[Task brief]
Among the entries, which lines carry the string "Small"? Copy each of them.

# Excerpted data start

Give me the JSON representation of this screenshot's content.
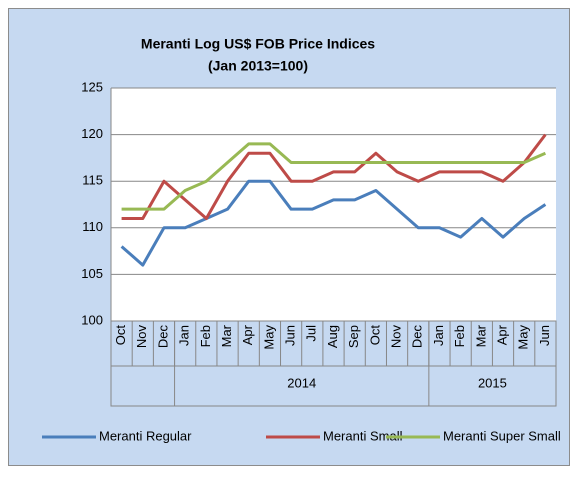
{
  "chart_data": {
    "type": "line",
    "title": [
      "Meranti Log US$ FOB Price Indices",
      "(Jan 2013=100)"
    ],
    "categories": [
      "Oct",
      "Nov",
      "Dec",
      "Jan",
      "Feb",
      "Mar",
      "Apr",
      "May",
      "Jun",
      "Jul",
      "Aug",
      "Sep",
      "Oct",
      "Nov",
      "Dec",
      "Jan",
      "Feb",
      "Mar",
      "Apr",
      "May",
      "Jun"
    ],
    "groups": [
      {
        "label": null,
        "count": 3
      },
      {
        "label": "2014",
        "count": 12
      },
      {
        "label": "2015",
        "count": 6
      }
    ],
    "series": [
      {
        "name": "Meranti Regular",
        "color": "#4a7ebb",
        "values": [
          108,
          106,
          110,
          110,
          111,
          112,
          115,
          115,
          112,
          112,
          113,
          113,
          114,
          112,
          110,
          110,
          109,
          111,
          109,
          111,
          112.5
        ]
      },
      {
        "name": "Meranti Small",
        "color": "#be4b48",
        "values": [
          111,
          111,
          115,
          113,
          111,
          115,
          118,
          118,
          115,
          115,
          116,
          116,
          118,
          116,
          115,
          116,
          116,
          116,
          115,
          117,
          120
        ]
      },
      {
        "name": "Meranti Super Small",
        "color": "#98b954",
        "values": [
          112,
          112,
          112,
          114,
          115,
          117,
          119,
          119,
          117,
          117,
          117,
          117,
          117,
          117,
          117,
          117,
          117,
          117,
          117,
          117,
          118
        ]
      }
    ],
    "ylim": [
      100,
      125
    ],
    "yticks": [
      100,
      105,
      110,
      115,
      120,
      125
    ],
    "grid": true,
    "legend": "bottom"
  }
}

# Excerpted data end

[Result of the task]
        "name": "Meranti Small",
        "name": "Meranti Super Small",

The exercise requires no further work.